## Records from a data collection
=-=-=

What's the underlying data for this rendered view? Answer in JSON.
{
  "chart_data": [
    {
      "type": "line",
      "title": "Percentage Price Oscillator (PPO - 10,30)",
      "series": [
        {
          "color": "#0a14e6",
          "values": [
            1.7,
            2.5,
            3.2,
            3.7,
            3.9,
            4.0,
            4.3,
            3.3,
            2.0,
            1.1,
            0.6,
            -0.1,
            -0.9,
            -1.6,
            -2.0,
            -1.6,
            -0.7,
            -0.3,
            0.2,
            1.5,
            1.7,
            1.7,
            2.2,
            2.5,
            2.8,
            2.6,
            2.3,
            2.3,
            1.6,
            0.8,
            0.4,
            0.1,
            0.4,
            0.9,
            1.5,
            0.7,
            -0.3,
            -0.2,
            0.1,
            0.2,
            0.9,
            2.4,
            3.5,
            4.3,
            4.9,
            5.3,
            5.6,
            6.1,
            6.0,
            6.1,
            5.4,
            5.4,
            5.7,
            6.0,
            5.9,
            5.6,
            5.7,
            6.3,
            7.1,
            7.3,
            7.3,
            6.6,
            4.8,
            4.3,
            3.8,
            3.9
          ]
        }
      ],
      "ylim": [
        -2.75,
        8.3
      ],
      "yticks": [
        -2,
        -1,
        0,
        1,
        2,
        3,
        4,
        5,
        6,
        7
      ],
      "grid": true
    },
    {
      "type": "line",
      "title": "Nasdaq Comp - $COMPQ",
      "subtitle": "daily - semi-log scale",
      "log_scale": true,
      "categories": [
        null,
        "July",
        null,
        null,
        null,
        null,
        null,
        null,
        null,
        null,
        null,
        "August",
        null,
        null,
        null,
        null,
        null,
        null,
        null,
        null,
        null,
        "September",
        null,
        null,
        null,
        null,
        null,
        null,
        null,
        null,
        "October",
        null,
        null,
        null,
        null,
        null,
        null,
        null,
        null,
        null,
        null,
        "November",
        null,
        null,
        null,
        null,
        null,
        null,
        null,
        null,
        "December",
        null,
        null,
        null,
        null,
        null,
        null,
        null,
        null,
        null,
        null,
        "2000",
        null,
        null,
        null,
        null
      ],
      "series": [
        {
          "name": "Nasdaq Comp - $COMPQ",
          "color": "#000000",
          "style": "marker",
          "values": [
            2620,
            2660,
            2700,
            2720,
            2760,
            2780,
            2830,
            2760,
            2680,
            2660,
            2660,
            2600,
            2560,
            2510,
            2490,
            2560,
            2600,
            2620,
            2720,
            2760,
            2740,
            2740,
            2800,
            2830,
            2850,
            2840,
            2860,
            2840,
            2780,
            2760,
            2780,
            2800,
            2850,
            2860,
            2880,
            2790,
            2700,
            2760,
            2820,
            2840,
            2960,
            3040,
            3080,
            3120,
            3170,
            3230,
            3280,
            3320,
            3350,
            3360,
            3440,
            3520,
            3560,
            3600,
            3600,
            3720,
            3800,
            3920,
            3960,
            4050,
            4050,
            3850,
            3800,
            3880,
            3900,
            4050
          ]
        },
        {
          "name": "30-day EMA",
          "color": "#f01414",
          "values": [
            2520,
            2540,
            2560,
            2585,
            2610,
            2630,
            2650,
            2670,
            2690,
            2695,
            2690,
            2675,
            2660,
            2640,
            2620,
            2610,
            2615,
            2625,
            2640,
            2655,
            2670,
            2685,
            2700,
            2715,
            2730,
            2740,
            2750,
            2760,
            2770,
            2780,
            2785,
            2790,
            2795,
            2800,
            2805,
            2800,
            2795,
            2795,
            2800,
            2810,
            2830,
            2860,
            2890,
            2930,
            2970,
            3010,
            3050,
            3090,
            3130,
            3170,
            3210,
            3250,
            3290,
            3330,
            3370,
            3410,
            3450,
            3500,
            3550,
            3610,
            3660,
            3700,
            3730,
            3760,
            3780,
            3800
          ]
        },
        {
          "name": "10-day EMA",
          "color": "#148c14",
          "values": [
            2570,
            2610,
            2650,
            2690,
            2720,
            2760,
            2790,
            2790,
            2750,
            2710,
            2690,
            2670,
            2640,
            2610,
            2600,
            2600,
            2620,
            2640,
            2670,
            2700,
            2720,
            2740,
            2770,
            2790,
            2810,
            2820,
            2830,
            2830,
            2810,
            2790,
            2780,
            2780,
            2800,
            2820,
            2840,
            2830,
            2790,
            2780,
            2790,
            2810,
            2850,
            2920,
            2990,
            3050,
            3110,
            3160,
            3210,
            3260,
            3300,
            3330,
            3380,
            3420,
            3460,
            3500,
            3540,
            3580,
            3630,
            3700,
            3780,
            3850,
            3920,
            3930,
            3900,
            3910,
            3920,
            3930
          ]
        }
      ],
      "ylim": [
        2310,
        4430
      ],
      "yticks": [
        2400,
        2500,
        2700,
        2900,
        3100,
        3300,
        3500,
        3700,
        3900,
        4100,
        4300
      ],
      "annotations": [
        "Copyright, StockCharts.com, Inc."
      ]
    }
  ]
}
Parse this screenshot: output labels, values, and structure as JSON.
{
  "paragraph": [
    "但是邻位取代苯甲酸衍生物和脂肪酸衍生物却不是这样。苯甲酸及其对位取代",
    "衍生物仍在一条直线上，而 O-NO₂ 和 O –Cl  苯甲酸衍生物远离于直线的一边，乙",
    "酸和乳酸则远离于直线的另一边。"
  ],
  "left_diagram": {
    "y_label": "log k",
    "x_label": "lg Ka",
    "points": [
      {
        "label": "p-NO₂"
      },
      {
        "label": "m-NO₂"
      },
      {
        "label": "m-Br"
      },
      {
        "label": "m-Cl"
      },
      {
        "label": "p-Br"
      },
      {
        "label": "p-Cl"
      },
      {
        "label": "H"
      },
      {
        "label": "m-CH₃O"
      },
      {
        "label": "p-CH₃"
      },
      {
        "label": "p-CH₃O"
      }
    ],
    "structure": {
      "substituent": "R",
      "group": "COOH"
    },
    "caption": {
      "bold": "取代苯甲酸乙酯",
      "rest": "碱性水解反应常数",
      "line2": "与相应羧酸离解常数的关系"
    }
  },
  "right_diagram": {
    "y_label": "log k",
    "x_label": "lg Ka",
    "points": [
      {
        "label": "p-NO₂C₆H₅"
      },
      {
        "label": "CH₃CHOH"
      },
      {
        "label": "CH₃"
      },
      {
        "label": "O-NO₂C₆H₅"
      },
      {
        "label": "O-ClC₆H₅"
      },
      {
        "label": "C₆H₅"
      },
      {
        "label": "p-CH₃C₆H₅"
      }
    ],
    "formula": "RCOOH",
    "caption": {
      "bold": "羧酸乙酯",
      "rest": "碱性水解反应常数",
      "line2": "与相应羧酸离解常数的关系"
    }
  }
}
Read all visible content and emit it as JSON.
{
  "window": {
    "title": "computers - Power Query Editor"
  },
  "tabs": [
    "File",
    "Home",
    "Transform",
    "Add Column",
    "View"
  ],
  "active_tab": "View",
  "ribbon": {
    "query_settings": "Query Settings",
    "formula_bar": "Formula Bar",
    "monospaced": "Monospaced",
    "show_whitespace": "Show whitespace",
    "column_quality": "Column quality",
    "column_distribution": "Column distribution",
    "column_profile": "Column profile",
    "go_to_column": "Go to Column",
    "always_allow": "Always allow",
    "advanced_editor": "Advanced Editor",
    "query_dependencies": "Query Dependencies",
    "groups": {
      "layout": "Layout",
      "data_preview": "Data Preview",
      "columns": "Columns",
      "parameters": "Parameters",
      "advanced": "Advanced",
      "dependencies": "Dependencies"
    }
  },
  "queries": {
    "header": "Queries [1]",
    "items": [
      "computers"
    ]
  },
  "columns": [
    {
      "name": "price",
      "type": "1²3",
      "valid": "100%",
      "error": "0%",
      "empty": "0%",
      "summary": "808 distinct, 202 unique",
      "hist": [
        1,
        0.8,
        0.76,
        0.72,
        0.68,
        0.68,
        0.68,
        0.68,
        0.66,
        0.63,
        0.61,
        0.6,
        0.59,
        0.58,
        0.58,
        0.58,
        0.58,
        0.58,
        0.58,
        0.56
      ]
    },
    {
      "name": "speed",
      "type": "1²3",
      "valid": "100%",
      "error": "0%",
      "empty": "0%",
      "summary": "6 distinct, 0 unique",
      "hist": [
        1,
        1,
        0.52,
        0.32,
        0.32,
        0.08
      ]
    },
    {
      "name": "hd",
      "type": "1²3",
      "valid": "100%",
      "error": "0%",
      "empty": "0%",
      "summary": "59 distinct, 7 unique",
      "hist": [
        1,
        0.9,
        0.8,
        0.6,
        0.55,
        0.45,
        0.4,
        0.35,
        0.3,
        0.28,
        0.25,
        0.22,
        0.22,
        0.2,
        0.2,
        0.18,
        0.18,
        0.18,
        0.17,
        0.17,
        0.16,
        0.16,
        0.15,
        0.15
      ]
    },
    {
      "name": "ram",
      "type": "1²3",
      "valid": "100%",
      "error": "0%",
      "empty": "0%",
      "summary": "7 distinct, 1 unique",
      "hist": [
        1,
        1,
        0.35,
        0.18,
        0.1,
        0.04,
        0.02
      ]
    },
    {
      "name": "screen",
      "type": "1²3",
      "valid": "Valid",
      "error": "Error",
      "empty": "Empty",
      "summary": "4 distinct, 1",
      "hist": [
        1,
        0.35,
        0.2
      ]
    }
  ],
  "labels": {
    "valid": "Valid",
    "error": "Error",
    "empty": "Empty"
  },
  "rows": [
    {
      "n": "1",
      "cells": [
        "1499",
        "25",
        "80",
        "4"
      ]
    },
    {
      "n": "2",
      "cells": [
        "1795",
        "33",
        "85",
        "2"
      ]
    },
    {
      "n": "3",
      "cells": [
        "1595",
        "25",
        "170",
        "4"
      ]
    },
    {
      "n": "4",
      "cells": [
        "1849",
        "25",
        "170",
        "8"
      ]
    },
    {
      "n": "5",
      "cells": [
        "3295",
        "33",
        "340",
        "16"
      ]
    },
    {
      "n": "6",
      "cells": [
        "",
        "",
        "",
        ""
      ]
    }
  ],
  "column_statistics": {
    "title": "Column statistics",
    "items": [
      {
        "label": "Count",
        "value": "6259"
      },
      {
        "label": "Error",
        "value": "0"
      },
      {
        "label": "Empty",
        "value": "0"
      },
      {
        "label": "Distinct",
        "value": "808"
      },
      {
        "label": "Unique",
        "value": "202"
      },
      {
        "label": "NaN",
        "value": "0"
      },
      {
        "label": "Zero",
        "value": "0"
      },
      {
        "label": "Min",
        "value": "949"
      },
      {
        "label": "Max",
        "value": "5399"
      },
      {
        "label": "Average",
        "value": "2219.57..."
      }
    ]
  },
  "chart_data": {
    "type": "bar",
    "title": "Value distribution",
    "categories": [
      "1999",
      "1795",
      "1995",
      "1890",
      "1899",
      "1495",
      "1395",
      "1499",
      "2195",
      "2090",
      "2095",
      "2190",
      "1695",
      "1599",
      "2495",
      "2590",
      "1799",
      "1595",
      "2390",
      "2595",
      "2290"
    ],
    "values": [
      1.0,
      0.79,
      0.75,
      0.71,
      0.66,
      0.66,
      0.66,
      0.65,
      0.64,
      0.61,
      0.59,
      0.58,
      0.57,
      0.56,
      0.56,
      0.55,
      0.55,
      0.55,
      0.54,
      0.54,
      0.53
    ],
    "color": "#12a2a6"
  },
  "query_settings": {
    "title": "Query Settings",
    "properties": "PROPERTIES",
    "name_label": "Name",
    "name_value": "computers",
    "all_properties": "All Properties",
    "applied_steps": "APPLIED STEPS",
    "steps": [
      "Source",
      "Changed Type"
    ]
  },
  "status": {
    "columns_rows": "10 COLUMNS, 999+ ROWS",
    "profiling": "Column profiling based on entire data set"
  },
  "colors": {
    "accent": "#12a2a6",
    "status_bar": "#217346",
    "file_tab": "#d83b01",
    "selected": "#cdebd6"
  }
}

=-=-=

## OBJECTIVE
In the listing above, find the lines holding the word "COMPQ" and copy them.

## FULL SOLUTION
      "title": "Nasdaq Comp - $COMPQ",
          "name": "Nasdaq Comp - $COMPQ",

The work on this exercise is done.